● To be done: Recast every line of the records below as a numbered list. Omit blank lines and the pictures.

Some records

•••

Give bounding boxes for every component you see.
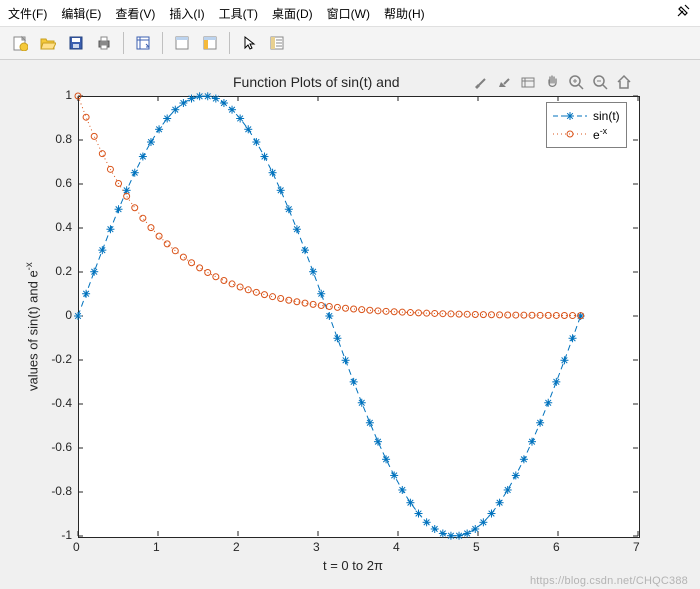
layout2-button[interactable] (197, 30, 223, 56)
ytick-label: 0.2 (55, 264, 72, 278)
pan-icon[interactable] (542, 72, 562, 92)
menu-window[interactable]: 窗口(W) (327, 5, 370, 22)
ytick-label: 0.8 (55, 132, 72, 146)
chart-title: Function Plots of sin(t) and (233, 74, 400, 90)
toolbar-separator (123, 32, 124, 54)
edit-icon[interactable] (494, 72, 514, 92)
xtick-label: 1 (153, 540, 160, 554)
figure-area: https://blog.csdn.net/CHQC388 01234567-1… (0, 60, 700, 589)
menu-file[interactable]: 文件(F) (8, 5, 47, 22)
menu-desktop[interactable]: 桌面(D) (272, 5, 313, 22)
legend-item-sin(t)[interactable]: sin(t) (553, 107, 620, 125)
ytick-label: 0 (65, 308, 72, 322)
series-exp(-x) (78, 96, 581, 316)
open-button[interactable] (35, 30, 61, 56)
ytick-label: -0.2 (51, 352, 72, 366)
brush-icon[interactable] (470, 72, 490, 92)
toolbar (0, 27, 700, 60)
legend-label: sin(t) (593, 109, 620, 123)
save-button[interactable] (63, 30, 89, 56)
legend-item-exp(-x)[interactable]: e-x (553, 125, 620, 143)
inspector-button[interactable] (264, 30, 290, 56)
menu-insert[interactable]: 插入(I) (169, 5, 204, 22)
ytick-label: -0.8 (51, 484, 72, 498)
legend-swatch (553, 109, 587, 123)
ytick-label: -0.4 (51, 396, 72, 410)
xlabel: t = 0 to 2π (323, 558, 383, 573)
xtick-label: 5 (473, 540, 480, 554)
new-figure-button[interactable] (7, 30, 33, 56)
zoom-out-icon[interactable] (590, 72, 610, 92)
ylabel: values of sin(t) and e-x (24, 262, 40, 391)
ytick-label: 1 (65, 88, 72, 102)
print-button[interactable] (91, 30, 117, 56)
ytick-label: -0.6 (51, 440, 72, 454)
legend-label: e-x (593, 126, 607, 142)
link-button[interactable] (130, 30, 156, 56)
toolbar-separator (229, 32, 230, 54)
menu-view[interactable]: 查看(V) (115, 5, 155, 22)
legend[interactable]: sin(t) e-x (546, 102, 627, 148)
dock-pin-icon[interactable] (676, 4, 690, 21)
xtick-label: 0 (73, 540, 80, 554)
zoom-in-icon[interactable] (566, 72, 586, 92)
layout1-button[interactable] (169, 30, 195, 56)
format-icon[interactable] (518, 72, 538, 92)
xtick-label: 7 (633, 540, 640, 554)
xtick-label: 4 (393, 540, 400, 554)
menu-edit[interactable]: 编辑(E) (61, 5, 101, 22)
xtick-label: 3 (313, 540, 320, 554)
pointer-button[interactable] (236, 30, 262, 56)
ytick-label: 0.6 (55, 176, 72, 190)
menu-tools[interactable]: 工具(T) (219, 5, 258, 22)
menu-help[interactable]: 帮助(H) (384, 5, 425, 22)
figure-toolbar (470, 72, 634, 92)
ytick-label: -1 (61, 528, 72, 542)
legend-swatch (553, 127, 587, 141)
toolbar-separator (162, 32, 163, 54)
xtick-label: 2 (233, 540, 240, 554)
home-icon[interactable] (614, 72, 634, 92)
menubar: 文件(F) 编辑(E) 查看(V) 插入(I) 工具(T) 桌面(D) 窗口(W… (0, 0, 700, 27)
xtick-label: 6 (553, 540, 560, 554)
ytick-label: 0.4 (55, 220, 72, 234)
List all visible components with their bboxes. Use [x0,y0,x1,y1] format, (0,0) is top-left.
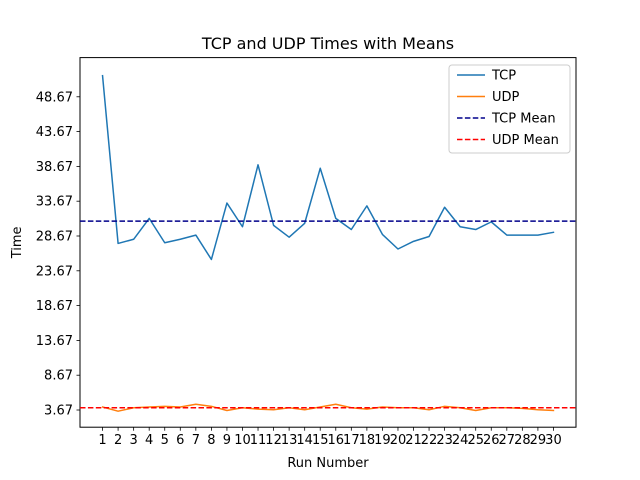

•••

● The result:
1. Give bounding boxes for every component you see.
2. layout2-button[interactable] (197, 30, 223, 56)
3. ytick-label: 0.2 (55, 264, 72, 278)
4. pan-icon[interactable] (542, 72, 562, 92)
5. menu-window[interactable]: 窗口(W) (327, 5, 370, 22)
6. ytick-label: 0.8 (55, 132, 72, 146)
7. chart-title: Function Plots of sin(t) and (233, 74, 400, 90)
8. toolbar-separator (123, 32, 124, 54)
9. edit-icon[interactable] (494, 72, 514, 92)
10. xtick-label: 1 (153, 540, 160, 554)
11. figure-area: https://blog.csdn.net/CHQC388 01234567-1… (0, 60, 700, 589)
12. menu-file[interactable]: 文件(F) (8, 5, 47, 22)
13. menu-desktop[interactable]: 桌面(D) (272, 5, 313, 22)
14. legend-item-sin(t)[interactable]: sin(t) (553, 107, 620, 125)
15. ytick-label: 0 (65, 308, 72, 322)
16. series-exp(-x) (78, 96, 581, 316)
17. open-button[interactable] (35, 30, 61, 56)
18. ytick-label: -0.2 (51, 352, 72, 366)
19. brush-icon[interactable] (470, 72, 490, 92)
20. toolbar (0, 27, 700, 60)
21. legend-label: sin(t) (593, 109, 620, 123)
22. save-button[interactable] (63, 30, 89, 56)
23. legend-item-exp(-x)[interactable]: e-x (553, 125, 620, 143)
24. inspector-button[interactable] (264, 30, 290, 56)
25. menu-insert[interactable]: 插入(I) (169, 5, 204, 22)
26. ytick-label: -0.8 (51, 484, 72, 498)
27. legend-swatch (553, 109, 587, 123)
28. ytick-label: -0.4 (51, 396, 72, 410)
29. xlabel: t = 0 to 2π (323, 558, 383, 573)
30. xtick-label: 5 (473, 540, 480, 554)
31. new-figure-button[interactable] (7, 30, 33, 56)
32. zoom-out-icon[interactable] (590, 72, 610, 92)
33. ylabel: values of sin(t) and e-x (24, 262, 40, 391)
34. ytick-label: 1 (65, 88, 72, 102)
35. print-button[interactable] (91, 30, 117, 56)
36. ytick-label: -0.6 (51, 440, 72, 454)
37. legend-label: e-x (593, 126, 607, 142)
38. link-button[interactable] (130, 30, 156, 56)
39. toolbar-separator (229, 32, 230, 54)
40. menu-view[interactable]: 查看(V) (115, 5, 155, 22)
41. legend[interactable]: sin(t) e-x (546, 102, 627, 148)
42. dock-pin-icon[interactable] (676, 4, 690, 21)
43. xtick-label: 0 (73, 540, 80, 554)
44. zoom-in-icon[interactable] (566, 72, 586, 92)
45. layout1-button[interactable] (169, 30, 195, 56)
46. format-icon[interactable] (518, 72, 538, 92)
47. xtick-label: 7 (633, 540, 640, 554)
48. xtick-label: 4 (393, 540, 400, 554)
49. menu-edit[interactable]: 编辑(E) (61, 5, 101, 22)
50. xtick-label: 3 (313, 540, 320, 554)
51. pointer-button[interactable] (236, 30, 262, 56)
52. ytick-label: 0.6 (55, 176, 72, 190)
53. menu-tools[interactable]: 工具(T) (219, 5, 258, 22)
54. menu-help[interactable]: 帮助(H) (384, 5, 425, 22)
55. figure-toolbar (470, 72, 634, 92)
56. ytick-label: -1 (61, 528, 72, 542)
57. legend-swatch (553, 127, 587, 141)
58. toolbar-separator (162, 32, 163, 54)
59. xtick-label: 2 (233, 540, 240, 554)
60. home-icon[interactable] (614, 72, 634, 92)
61. menubar: 文件(F) 编辑(E) 查看(V) 插入(I) 工具(T) 桌面(D) 窗口(W… (0, 0, 700, 27)
62. xtick-label: 6 (553, 540, 560, 554)
63. ytick-label: 0.4 (55, 220, 72, 234)
64. List all visible components with their bboxes. Use [x0,y0,x1,y1] format, (0,0) is top-left.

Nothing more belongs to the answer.